**Task to complete**: Below are some entries. Copy each line that holds the string "cercueil".

**Data entries**:
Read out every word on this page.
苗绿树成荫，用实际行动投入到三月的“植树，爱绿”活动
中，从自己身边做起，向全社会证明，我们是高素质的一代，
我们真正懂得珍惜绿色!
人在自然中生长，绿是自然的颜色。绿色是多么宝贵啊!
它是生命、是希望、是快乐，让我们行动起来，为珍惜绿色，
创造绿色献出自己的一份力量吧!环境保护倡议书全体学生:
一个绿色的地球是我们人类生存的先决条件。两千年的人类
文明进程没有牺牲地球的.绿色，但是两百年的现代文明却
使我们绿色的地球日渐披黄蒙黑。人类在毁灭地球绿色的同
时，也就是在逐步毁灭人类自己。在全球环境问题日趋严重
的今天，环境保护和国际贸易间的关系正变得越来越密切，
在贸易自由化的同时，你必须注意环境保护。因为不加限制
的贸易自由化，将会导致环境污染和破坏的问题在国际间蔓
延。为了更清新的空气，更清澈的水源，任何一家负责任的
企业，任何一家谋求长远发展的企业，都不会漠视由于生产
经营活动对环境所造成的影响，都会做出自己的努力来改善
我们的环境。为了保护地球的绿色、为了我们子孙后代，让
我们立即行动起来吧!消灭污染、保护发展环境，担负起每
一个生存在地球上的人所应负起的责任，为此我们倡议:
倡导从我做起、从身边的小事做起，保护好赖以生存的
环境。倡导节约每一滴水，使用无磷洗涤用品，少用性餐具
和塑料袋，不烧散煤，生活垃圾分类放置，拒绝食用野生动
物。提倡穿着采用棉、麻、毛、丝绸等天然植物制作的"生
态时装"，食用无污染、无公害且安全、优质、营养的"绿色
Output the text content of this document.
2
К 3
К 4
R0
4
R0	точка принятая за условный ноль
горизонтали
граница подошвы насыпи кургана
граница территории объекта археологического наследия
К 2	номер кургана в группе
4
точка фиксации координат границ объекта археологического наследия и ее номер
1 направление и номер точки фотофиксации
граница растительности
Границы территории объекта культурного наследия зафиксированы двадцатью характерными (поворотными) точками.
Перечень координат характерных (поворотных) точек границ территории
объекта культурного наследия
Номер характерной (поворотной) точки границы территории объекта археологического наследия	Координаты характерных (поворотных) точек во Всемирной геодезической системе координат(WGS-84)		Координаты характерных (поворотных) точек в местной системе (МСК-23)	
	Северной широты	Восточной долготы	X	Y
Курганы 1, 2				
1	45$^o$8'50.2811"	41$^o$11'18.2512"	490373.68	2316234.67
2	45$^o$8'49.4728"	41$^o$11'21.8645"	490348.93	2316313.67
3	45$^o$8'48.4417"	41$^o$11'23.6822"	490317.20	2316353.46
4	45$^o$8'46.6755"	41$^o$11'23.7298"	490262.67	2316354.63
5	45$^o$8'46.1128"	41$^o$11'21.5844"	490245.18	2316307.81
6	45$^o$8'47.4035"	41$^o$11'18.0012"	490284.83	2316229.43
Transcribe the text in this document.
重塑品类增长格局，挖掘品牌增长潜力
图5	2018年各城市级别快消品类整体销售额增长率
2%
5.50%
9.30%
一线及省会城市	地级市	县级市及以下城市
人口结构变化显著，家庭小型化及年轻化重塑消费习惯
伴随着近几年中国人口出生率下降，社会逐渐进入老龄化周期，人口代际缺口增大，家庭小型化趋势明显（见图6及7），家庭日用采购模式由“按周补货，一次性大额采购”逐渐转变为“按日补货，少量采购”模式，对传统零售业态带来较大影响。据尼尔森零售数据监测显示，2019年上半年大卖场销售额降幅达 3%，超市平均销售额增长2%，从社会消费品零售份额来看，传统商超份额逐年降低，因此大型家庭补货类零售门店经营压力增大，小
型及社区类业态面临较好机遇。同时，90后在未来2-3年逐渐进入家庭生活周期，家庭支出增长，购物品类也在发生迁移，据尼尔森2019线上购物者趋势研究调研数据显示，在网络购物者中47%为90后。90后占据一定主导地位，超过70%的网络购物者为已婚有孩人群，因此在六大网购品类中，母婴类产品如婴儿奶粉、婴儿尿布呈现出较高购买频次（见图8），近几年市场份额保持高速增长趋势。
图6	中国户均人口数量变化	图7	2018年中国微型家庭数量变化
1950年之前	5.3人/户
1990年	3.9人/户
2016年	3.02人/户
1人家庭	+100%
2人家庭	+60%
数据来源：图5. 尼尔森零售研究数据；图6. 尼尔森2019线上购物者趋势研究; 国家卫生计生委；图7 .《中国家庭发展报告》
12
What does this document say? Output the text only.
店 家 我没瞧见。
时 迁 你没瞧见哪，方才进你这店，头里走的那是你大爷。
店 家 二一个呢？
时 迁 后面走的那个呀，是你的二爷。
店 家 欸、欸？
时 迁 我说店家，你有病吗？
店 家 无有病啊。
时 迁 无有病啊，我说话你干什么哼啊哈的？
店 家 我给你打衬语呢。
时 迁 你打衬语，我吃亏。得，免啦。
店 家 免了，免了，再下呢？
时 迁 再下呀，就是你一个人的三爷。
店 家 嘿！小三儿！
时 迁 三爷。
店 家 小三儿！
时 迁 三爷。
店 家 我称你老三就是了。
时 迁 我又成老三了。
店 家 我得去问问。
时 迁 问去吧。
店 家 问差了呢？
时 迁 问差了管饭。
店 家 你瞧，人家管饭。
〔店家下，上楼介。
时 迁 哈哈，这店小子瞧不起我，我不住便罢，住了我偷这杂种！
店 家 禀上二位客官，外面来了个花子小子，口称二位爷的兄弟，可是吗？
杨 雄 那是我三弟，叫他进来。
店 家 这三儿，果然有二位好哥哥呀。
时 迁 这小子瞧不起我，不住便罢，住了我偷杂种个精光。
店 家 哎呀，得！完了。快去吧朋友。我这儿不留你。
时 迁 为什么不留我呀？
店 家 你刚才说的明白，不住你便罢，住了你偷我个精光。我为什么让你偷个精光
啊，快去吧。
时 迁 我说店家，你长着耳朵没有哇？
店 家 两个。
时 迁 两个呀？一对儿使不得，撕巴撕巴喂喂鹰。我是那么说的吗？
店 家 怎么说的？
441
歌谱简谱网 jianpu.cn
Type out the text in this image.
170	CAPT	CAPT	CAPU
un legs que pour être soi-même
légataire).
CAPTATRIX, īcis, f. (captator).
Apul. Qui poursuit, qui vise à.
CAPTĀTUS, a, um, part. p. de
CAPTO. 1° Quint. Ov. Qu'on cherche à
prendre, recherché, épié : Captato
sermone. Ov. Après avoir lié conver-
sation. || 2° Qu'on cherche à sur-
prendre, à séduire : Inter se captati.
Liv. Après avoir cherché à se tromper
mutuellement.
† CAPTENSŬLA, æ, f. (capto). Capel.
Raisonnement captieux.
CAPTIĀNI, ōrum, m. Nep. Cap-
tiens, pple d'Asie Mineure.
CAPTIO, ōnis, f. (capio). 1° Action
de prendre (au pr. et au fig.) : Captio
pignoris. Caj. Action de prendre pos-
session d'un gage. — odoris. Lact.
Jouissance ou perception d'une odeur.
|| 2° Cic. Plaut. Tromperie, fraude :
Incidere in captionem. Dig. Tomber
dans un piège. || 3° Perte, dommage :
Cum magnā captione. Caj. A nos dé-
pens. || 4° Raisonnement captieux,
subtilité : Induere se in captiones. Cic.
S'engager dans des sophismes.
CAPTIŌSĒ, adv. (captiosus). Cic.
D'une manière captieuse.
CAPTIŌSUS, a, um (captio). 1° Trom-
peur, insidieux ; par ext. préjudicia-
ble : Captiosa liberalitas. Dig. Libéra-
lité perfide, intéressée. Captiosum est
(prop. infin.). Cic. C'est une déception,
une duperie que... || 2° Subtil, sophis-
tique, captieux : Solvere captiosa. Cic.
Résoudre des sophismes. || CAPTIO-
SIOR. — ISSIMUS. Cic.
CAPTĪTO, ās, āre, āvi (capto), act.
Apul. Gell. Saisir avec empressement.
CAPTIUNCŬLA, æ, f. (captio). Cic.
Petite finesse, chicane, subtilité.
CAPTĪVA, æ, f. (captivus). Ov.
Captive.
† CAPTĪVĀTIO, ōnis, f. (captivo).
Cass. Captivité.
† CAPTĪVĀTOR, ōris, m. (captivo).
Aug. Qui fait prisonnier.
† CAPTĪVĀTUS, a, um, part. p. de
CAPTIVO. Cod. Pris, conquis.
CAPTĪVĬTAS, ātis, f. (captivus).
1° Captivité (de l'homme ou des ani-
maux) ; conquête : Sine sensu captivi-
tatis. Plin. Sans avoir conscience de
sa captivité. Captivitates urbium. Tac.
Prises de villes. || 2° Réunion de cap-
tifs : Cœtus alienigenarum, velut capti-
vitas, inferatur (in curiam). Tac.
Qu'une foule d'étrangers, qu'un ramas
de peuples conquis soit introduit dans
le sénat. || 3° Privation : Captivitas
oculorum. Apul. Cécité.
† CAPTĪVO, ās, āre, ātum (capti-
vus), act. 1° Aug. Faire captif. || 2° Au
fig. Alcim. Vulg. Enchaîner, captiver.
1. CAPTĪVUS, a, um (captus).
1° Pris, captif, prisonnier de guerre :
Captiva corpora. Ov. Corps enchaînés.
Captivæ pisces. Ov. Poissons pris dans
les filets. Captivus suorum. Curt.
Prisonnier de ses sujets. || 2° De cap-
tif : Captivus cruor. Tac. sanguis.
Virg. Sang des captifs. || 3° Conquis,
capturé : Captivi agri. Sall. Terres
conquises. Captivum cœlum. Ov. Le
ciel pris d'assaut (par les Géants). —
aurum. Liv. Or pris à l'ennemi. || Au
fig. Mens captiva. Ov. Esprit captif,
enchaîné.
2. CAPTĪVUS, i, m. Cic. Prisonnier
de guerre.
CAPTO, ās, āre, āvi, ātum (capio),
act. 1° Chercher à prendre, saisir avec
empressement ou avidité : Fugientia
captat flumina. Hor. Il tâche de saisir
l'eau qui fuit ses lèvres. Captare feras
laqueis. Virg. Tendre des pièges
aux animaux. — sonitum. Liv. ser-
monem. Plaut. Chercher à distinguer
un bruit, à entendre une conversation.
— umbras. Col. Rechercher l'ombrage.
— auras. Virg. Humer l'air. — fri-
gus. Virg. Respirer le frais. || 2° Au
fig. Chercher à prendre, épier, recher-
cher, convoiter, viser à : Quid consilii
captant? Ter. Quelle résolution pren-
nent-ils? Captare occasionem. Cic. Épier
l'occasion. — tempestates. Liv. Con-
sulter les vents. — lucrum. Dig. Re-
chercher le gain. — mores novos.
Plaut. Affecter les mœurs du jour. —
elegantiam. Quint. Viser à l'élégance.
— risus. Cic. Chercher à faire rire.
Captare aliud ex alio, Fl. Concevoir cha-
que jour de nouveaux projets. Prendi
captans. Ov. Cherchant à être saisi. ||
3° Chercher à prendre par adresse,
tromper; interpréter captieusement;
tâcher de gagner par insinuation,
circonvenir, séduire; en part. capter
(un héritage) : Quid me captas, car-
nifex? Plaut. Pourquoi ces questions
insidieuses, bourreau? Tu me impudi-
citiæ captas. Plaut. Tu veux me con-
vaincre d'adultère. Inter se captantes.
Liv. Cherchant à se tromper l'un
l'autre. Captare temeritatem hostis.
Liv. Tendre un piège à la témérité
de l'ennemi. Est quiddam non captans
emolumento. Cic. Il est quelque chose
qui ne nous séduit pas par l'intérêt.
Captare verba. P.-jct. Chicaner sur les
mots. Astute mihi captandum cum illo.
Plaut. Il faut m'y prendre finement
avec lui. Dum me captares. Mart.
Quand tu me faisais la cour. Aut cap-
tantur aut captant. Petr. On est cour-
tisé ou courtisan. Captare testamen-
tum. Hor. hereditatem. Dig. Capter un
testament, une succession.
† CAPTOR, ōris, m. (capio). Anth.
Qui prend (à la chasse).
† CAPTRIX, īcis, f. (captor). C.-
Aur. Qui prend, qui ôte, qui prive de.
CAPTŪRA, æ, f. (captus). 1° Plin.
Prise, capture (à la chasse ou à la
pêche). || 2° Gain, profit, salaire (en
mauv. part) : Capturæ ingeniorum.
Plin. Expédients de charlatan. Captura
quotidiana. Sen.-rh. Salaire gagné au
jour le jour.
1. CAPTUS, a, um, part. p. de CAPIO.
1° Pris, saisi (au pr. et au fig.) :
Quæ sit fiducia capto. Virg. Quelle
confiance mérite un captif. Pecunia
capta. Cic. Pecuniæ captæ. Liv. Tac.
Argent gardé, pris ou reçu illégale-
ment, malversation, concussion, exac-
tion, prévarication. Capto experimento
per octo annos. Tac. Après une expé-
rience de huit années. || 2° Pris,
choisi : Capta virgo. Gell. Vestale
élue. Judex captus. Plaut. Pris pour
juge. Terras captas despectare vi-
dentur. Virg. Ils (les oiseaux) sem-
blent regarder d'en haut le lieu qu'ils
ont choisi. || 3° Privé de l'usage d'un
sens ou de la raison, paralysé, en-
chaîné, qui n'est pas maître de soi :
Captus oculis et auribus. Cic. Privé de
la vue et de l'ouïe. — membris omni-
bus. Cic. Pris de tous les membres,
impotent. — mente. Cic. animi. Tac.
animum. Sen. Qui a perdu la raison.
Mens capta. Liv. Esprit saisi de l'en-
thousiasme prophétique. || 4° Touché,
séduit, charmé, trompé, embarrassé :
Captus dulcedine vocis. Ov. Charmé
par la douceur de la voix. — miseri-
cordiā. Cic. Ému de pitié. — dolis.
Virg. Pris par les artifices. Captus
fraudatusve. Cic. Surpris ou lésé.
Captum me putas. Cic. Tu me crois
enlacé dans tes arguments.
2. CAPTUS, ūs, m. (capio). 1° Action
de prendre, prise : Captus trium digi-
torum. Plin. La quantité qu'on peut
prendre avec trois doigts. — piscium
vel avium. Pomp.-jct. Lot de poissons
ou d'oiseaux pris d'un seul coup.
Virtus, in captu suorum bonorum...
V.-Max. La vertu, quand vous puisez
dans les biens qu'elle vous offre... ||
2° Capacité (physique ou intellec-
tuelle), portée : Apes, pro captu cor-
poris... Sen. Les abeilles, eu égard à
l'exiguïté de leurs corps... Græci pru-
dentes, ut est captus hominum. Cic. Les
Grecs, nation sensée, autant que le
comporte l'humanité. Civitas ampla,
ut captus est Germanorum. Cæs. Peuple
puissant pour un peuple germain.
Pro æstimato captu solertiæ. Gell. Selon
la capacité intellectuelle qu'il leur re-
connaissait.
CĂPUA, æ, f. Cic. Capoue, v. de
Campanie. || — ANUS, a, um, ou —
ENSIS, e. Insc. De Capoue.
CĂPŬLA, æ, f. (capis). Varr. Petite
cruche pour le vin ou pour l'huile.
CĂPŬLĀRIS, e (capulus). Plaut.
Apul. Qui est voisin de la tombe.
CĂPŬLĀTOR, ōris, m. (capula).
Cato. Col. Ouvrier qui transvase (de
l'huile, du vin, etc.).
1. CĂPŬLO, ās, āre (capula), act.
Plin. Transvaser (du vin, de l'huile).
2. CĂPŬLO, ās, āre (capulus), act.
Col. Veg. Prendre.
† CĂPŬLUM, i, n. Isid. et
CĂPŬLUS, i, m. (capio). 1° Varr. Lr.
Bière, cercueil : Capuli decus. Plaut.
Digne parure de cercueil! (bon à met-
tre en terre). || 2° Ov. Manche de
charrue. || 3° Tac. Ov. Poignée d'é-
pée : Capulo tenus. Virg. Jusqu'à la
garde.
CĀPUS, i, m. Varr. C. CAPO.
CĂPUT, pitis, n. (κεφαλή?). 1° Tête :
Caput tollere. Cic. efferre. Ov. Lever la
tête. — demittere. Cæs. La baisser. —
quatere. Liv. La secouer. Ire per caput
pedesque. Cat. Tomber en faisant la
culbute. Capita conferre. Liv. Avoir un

**Task result**:
Bière, cercueil : Capuli decus. Plaut.
Digne parure de cercueil! (bon à met-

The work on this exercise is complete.